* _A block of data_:
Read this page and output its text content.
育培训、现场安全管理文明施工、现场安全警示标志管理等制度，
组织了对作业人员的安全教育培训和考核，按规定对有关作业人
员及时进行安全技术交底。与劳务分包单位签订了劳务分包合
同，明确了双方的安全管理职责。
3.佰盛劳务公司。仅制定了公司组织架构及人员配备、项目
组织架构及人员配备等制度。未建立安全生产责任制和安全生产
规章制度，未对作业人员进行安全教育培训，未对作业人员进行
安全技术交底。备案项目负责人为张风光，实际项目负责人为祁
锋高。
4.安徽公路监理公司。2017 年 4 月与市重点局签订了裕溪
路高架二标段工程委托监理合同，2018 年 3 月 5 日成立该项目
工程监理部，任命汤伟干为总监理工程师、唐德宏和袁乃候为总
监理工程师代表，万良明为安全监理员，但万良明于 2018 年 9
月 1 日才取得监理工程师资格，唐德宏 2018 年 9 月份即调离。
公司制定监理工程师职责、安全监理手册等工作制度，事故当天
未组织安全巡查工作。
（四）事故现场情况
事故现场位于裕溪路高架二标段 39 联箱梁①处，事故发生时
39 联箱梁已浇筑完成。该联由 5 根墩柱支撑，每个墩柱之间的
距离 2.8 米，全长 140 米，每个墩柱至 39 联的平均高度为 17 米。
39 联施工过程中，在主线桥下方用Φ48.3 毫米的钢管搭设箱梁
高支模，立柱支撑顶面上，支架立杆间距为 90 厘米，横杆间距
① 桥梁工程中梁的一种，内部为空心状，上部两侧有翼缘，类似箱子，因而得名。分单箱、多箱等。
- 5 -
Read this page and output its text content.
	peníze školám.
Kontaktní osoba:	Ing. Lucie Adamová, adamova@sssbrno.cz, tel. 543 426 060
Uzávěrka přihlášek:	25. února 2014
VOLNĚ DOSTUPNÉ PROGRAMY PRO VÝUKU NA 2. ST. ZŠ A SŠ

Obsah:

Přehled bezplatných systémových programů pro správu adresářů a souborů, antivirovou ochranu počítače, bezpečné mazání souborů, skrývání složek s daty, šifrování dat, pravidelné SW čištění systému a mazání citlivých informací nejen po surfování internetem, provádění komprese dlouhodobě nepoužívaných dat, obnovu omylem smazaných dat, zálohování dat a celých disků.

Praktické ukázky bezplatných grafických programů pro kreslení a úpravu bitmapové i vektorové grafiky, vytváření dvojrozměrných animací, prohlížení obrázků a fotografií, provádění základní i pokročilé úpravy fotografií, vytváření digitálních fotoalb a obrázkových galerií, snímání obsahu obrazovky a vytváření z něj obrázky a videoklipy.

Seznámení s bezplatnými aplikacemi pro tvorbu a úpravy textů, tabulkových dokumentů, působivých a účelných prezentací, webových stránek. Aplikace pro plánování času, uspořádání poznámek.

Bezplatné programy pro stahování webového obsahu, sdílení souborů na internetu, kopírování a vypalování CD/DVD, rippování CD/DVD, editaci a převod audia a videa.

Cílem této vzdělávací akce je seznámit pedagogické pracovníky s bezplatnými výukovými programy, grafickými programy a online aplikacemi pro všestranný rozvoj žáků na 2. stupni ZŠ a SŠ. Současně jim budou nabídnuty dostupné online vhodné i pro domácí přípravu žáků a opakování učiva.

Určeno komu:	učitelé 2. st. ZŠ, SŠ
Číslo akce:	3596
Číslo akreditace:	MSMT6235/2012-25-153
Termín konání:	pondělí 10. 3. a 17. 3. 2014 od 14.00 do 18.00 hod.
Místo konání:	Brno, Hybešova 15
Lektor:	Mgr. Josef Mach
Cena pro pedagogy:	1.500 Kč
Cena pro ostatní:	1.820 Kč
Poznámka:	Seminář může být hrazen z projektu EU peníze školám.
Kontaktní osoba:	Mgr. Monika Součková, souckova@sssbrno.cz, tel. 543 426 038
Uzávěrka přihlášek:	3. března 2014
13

* _What is being asked_: Check each line above for the string "sssbrno", then copy the ones that have it.

* _Task answer_:
Kontaktní osoba:	Ing. Lucie Adamová, adamova@sssbrno.cz, tel. 543 426 060
Kontaktní osoba:	Mgr. Monika Součková, souckova@sssbrno.cz, tel. 543 426 038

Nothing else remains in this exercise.